• **TASK INPUT**
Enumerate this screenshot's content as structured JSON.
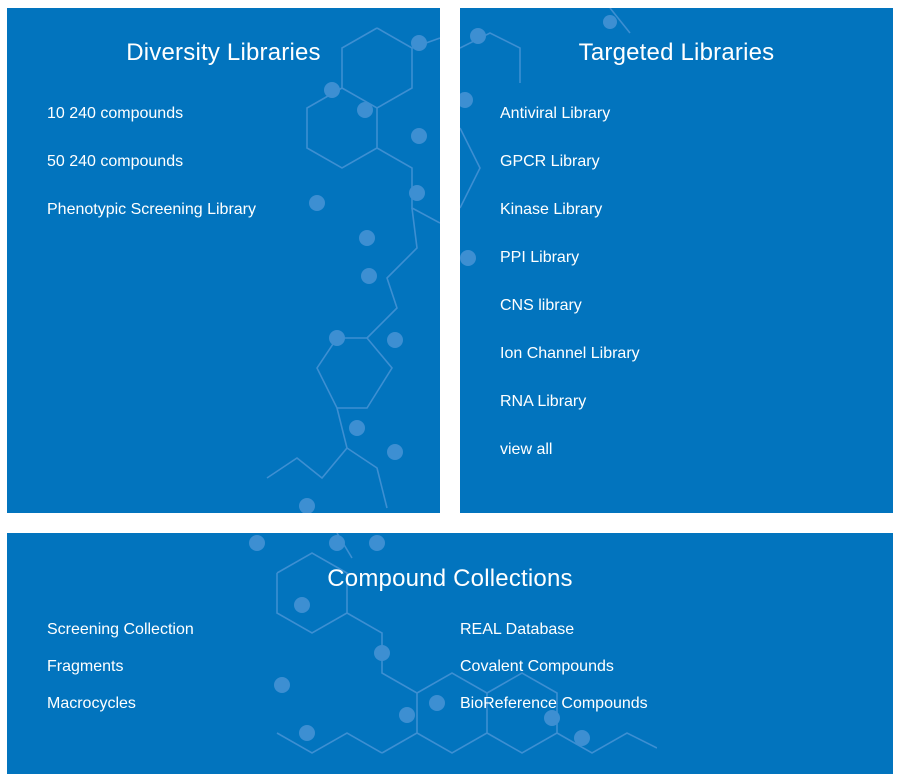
{
  "diversity": {
    "title": "Diversity Libraries",
    "links": [
      "10 240 compounds",
      "50 240 compounds",
      "Phenotypic Screening Library"
    ]
  },
  "targeted": {
    "title": "Targeted Libraries",
    "links": [
      "Antiviral Library",
      "GPCR Library",
      "Kinase Library",
      "PPI Library",
      "CNS library",
      "Ion Channel Library",
      "RNA Library",
      "view all"
    ]
  },
  "compound": {
    "title": "Compound Collections",
    "left_links": [
      "Screening Collection",
      "Fragments",
      "Macrocycles"
    ],
    "right_links": [
      "REAL Database",
      "Covalent Compounds",
      "BioReference Compounds"
    ]
  },
  "colors": {
    "panel_background": "#0274be",
    "decor_molecule": "#3d8fd2",
    "text": "#ffffff"
  }
}
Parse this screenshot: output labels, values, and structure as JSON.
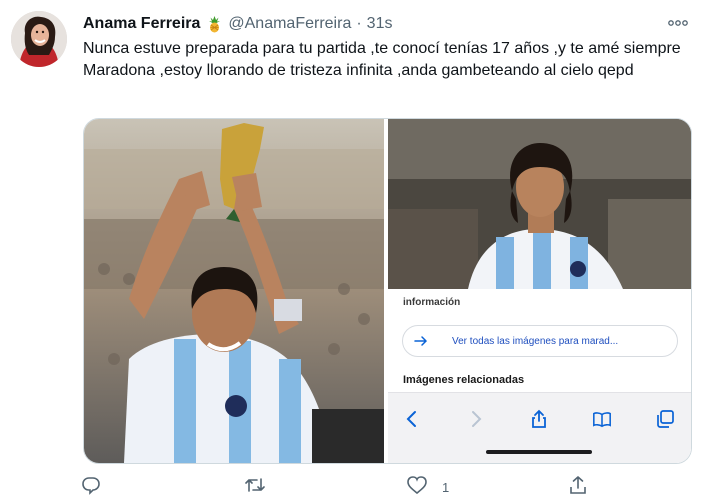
{
  "tweet": {
    "author_name": "Anama Ferreira",
    "emoji": "pineapple-emoji",
    "handle": "@AnamaFerreira",
    "separator": "·",
    "time": "31s",
    "text": "Nunca estuve preparada para tu partida ,te conocí tenías 17 años ,y te amé siempre Maradona ,estoy llorando de tristeza infinita ,anda gambeteando al cielo qepd"
  },
  "media": {
    "right_panel": {
      "info_label": "información",
      "view_all_label": "Ver todas las imágenes para marad...",
      "related_label": "Imágenes relacionadas"
    }
  },
  "actions": {
    "reply_count": "",
    "retweet_count": "",
    "like_count": "1",
    "share_count": ""
  },
  "colors": {
    "text_primary": "#0f1419",
    "text_secondary": "#536471",
    "border": "#cfd9de",
    "link_blue": "#1f4fbf",
    "ios_blue": "#0a63d6"
  }
}
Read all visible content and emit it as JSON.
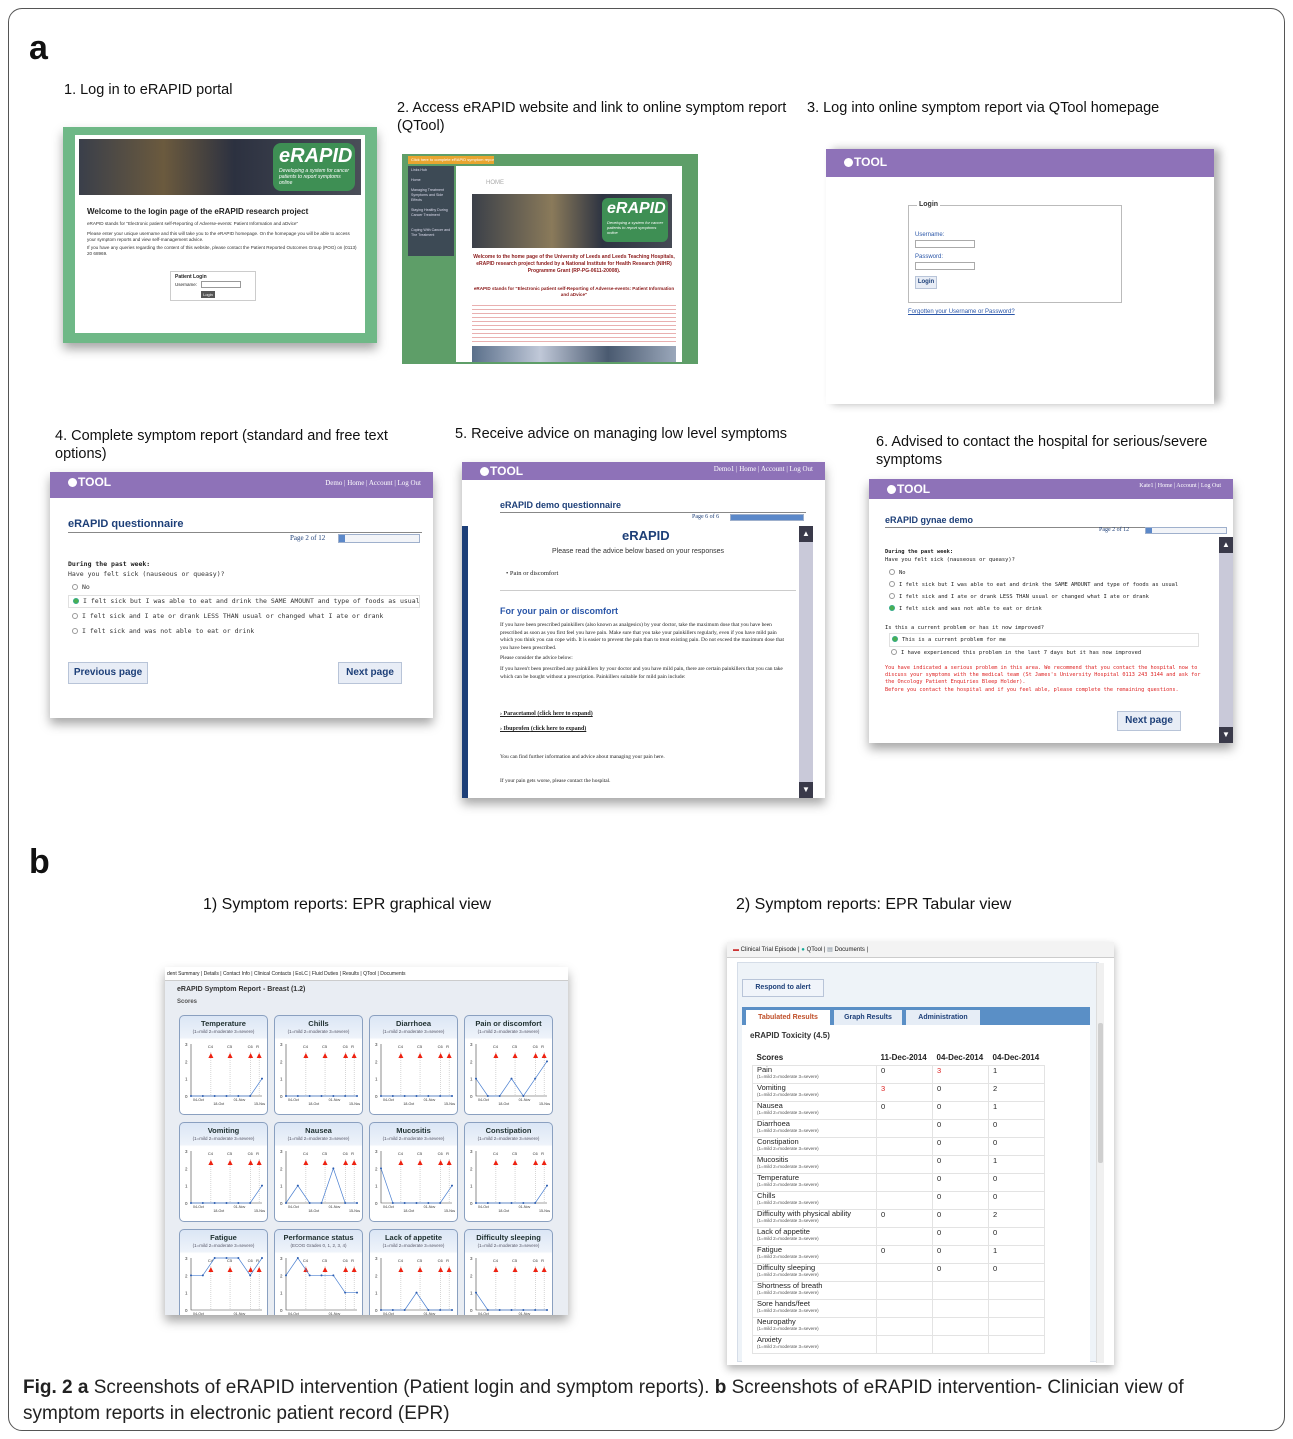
{
  "panel_a": {
    "letter": "a",
    "steps": [
      "1. Log in to eRAPID portal",
      "2. Access eRAPID website and link to online symptom report (QTool)",
      "3. Log into online symptom report via QTool homepage",
      "4. Complete symptom report (standard and free text options)",
      "5. Receive advice on managing low level symptoms",
      "6. Advised to contact the hospital for serious/severe symptoms"
    ],
    "shot1": {
      "logo": "eRAPID",
      "tagline": "Developing a system for cancer patients to report symptoms online",
      "heading": "Welcome to the login page of the eRAPID research project",
      "para1": "eRAPID stands for \"Electronic patient self-Reporting of Adverse-events: Patient Information and aDvice\"",
      "para2": "Please enter your unique username and this will take you to the eRAPID homepage. On the homepage you will be able to access your symptom reports and view self-management advice.",
      "para3": "If you have any queries regarding the content of this website, please contact the Patient Reported Outcomes Group (POG) on (0113) 20 68969.",
      "login_title": "Patient Login",
      "username_label": "Username:",
      "login_button": "Login"
    },
    "shot2": {
      "banner": "Click here to complete eRAPID symptom report",
      "nav": [
        "Links Hub",
        "Home",
        "Managing Treatment Symptoms and Side Effects",
        "Staying Healthy During Cancer Treatment",
        "Coping With Cancer and The Treatment"
      ],
      "home_label": "HOME",
      "logo": "eRAPID",
      "tagline": "Developing a system for cancer patients to report symptoms online",
      "heading": "Welcome to the home page of the University of Leeds and Leeds Teaching Hospitals, eRAPID research project funded by a National Institute for Health Research (NIHR) Programme Grant (RP-PG-0611-20008).",
      "subheading": "eRAPID stands for \"Electronic patient self-Reporting of Adverse-events: Patient Information and aDvice\""
    },
    "shot3": {
      "logo": "TOOL",
      "login_legend": "Login",
      "username_label": "Username:",
      "password_label": "Password:",
      "login_button": "Login",
      "forgot_link": "Forgotten your Username or Password?"
    },
    "shot4": {
      "logo": "TOOL",
      "links": "Demo | Home | Account | Log Out",
      "title": "eRAPID questionnaire",
      "page": "Page 2 of 12",
      "progress": 0.08,
      "section": "During the past week:",
      "question": "Have you felt sick (nauseous or queasy)?",
      "options": [
        "No",
        "I felt sick but I was able to eat and drink the SAME AMOUNT and type of foods as usual",
        "I felt sick and I ate or drank LESS THAN usual or changed what I ate or drank",
        "I felt sick and was not able to eat or drink"
      ],
      "selected_index": 1,
      "prev_button": "Previous page",
      "next_button": "Next page"
    },
    "shot5": {
      "logo": "TOOL",
      "links": "Demo1 | Home | Account | Log Out",
      "title": "eRAPID demo questionnaire",
      "page": "Page 6 of 6",
      "progress": 1.0,
      "brand": "eRAPID",
      "intro": "Please read the advice below based on your responses",
      "bullet": "• Pain or discomfort",
      "heading": "For your pain or discomfort",
      "p1": "If you have been prescribed painkillers (also known as analgesics) by your doctor, take the maximum dose that you have been prescribed as soon as you first feel you have pain. Make sure that you take your painkillers regularly, even if you have mild pain which you think you can cope with. It is easier to prevent the pain than to treat existing pain. Do not exceed the maximum dose that you have been prescribed.",
      "p2": "Please consider the advice below:",
      "p3": "If you haven't been prescribed any painkillers by your doctor and you have mild pain, there are certain painkillers that you can take which can be bought without a prescription. Painkillers suitable for mild pain include:",
      "link1": "Paracetamol",
      "link2": "Ibuprofen",
      "expand": "(click here to expand)",
      "p4": "You can find further information and advice about managing your pain here.",
      "p5": "If your pain gets worse, please contact the hospital."
    },
    "shot6": {
      "logo": "TOOL",
      "links": "Kate1 | Home | Account | Log Out",
      "title": "eRAPID gynae demo",
      "page": "Page 2 of 12",
      "progress": 0.08,
      "section": "During the past week:",
      "question": "Have you felt sick (nauseous or queasy)?",
      "options": [
        "No",
        "I felt sick but I was able to eat and drink the SAME AMOUNT and type of foods as usual",
        "I felt sick and I ate or drank LESS THAN usual or changed what I ate or drank",
        "I felt sick and was not able to eat or drink"
      ],
      "selected_index": 3,
      "q2": "Is this a current problem or has it now improved?",
      "q2_options": [
        "This is a current problem for me",
        "I have experienced this problem in the last 7 days but it has now improved"
      ],
      "q2_selected": 0,
      "warning": "You have indicated a serious problem in this area. We recommend that you contact the hospital now to discuss your symptoms with the medical team (St James's University Hospital 0113 243 3144 and ask for the Oncology Patient Enquiries Bleep Holder).",
      "warning2": "Before you contact the hospital and if you feel able, please complete the remaining questions.",
      "next_button": "Next page"
    }
  },
  "panel_b": {
    "letter": "b",
    "views": [
      "1)  Symptom reports: EPR graphical view",
      "2) Symptom reports: EPR Tabular view"
    ],
    "graph": {
      "tabs": "dent Summary | Details | Contact Info | Clinical Contacts | EoLC | Fluid Duties | Results | QTool | Documents",
      "title": "eRAPID Symptom Report - Breast (1.2)",
      "subtitle": "Scores",
      "grade_scale": "(1=mild 2=moderate 3=severe)",
      "tiles": [
        {
          "name": "Temperature",
          "scale": "(1=mild 2=moderate 3=severe)",
          "values": [
            0,
            0,
            0,
            0,
            0,
            0,
            1
          ]
        },
        {
          "name": "Chills",
          "scale": "(1=mild 2=moderate 3=severe)",
          "values": [
            0,
            0,
            0,
            0,
            0,
            0,
            0
          ]
        },
        {
          "name": "Diarrhoea",
          "scale": "(1=mild 2=moderate 3=severe)",
          "values": [
            0,
            0,
            0,
            0,
            0,
            0,
            0
          ]
        },
        {
          "name": "Pain or discomfort",
          "scale": "(1=mild 2=moderate 3=severe)",
          "values": [
            1,
            0,
            0,
            1,
            0,
            1,
            2
          ]
        },
        {
          "name": "Vomiting",
          "scale": "(1=mild 2=moderate 3=severe)",
          "values": [
            0,
            0,
            0,
            0,
            0,
            0,
            1
          ]
        },
        {
          "name": "Nausea",
          "scale": "(1=mild 2=moderate 3=severe)",
          "values": [
            0,
            1,
            0,
            0,
            2,
            0,
            0
          ]
        },
        {
          "name": "Mucositis",
          "scale": "(1=mild 2=moderate 3=severe)",
          "values": [
            2,
            0,
            0,
            0,
            0,
            0,
            1
          ]
        },
        {
          "name": "Constipation",
          "scale": "(1=mild 2=moderate 3=severe)",
          "values": [
            0,
            0,
            0,
            0,
            0,
            0,
            1
          ]
        },
        {
          "name": "Fatigue",
          "scale": "(1=mild 2=moderate 3=severe)",
          "values": [
            2,
            2,
            3,
            3,
            3,
            2,
            3
          ]
        },
        {
          "name": "Performance status",
          "scale": "(ECOG Grades 0, 1, 2, 3, 4)",
          "values": [
            2,
            3,
            2,
            2,
            2,
            1,
            1
          ]
        },
        {
          "name": "Lack of appetite",
          "scale": "(1=mild 2=moderate 3=severe)",
          "values": [
            0,
            0,
            0,
            1,
            0,
            0,
            0
          ]
        },
        {
          "name": "Difficulty sleeping",
          "scale": "(1=mild 2=moderate 3=severe)",
          "values": [
            1,
            0,
            0,
            0,
            0,
            0,
            0
          ]
        }
      ],
      "cycle_labels": [
        "C4",
        "C5",
        "C6",
        "R"
      ],
      "x_ticks": [
        "04-Oct",
        "18-Oct",
        "01-Nov",
        "15-Nov"
      ]
    },
    "table": {
      "tabs": [
        "Clinical Trial Episode",
        "QTool",
        "Documents"
      ],
      "alert_button": "Respond to alert",
      "subtabs": [
        "Tabulated Results",
        "Graph Results",
        "Administration"
      ],
      "title": "eRAPID Toxicity (4.5)",
      "columns": [
        "Scores",
        "11-Dec-2014",
        "04-Dec-2014",
        "04-Dec-2014"
      ],
      "scale": "(1=mild 2=moderate 3=severe)",
      "rows": [
        {
          "name": "Pain",
          "v": [
            "0",
            "3",
            "1"
          ]
        },
        {
          "name": "Vomiting",
          "v": [
            "3",
            "0",
            "2"
          ]
        },
        {
          "name": "Nausea",
          "v": [
            "0",
            "0",
            "1"
          ]
        },
        {
          "name": "Diarrhoea",
          "v": [
            "",
            "0",
            "0"
          ]
        },
        {
          "name": "Constipation",
          "v": [
            "",
            "0",
            "0"
          ]
        },
        {
          "name": "Mucositis",
          "v": [
            "",
            "0",
            "1"
          ]
        },
        {
          "name": "Temperature",
          "v": [
            "",
            "0",
            "0"
          ]
        },
        {
          "name": "Chills",
          "v": [
            "",
            "0",
            "0"
          ]
        },
        {
          "name": "Difficulty with physical ability",
          "v": [
            "0",
            "0",
            "2"
          ]
        },
        {
          "name": "Lack of appetite",
          "v": [
            "",
            "0",
            "0"
          ]
        },
        {
          "name": "Fatigue",
          "v": [
            "0",
            "0",
            "1"
          ]
        },
        {
          "name": "Difficulty sleeping",
          "v": [
            "",
            "0",
            "0"
          ]
        },
        {
          "name": "Shortness of breath",
          "v": [
            "",
            "",
            ""
          ]
        },
        {
          "name": "Sore hands/feet",
          "v": [
            "",
            "",
            ""
          ]
        },
        {
          "name": "Neuropathy",
          "v": [
            "",
            "",
            ""
          ]
        },
        {
          "name": "Anxiety",
          "v": [
            "",
            "",
            ""
          ]
        }
      ]
    }
  },
  "caption": {
    "fig": "Fig. 2",
    "a_letter": "a",
    "a_text": " Screenshots of eRAPID intervention (Patient login and symptom reports). ",
    "b_letter": "b",
    "b_text": " Screenshots of eRAPID intervention- Clinician view of symptom reports in electronic patient record (EPR)"
  }
}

• **AIM OF THE TASK**
Scan the material above for lines holding the string "website" and copy those lines.

• **ANSWER BOX**
      "2. Access eRAPID website and link to online symptom report (QTool)",
      "para3": "If you have any queries regarding the content of this website, please contact the Patient Reported Outcomes Group (POG) on (0113) 20 68969.",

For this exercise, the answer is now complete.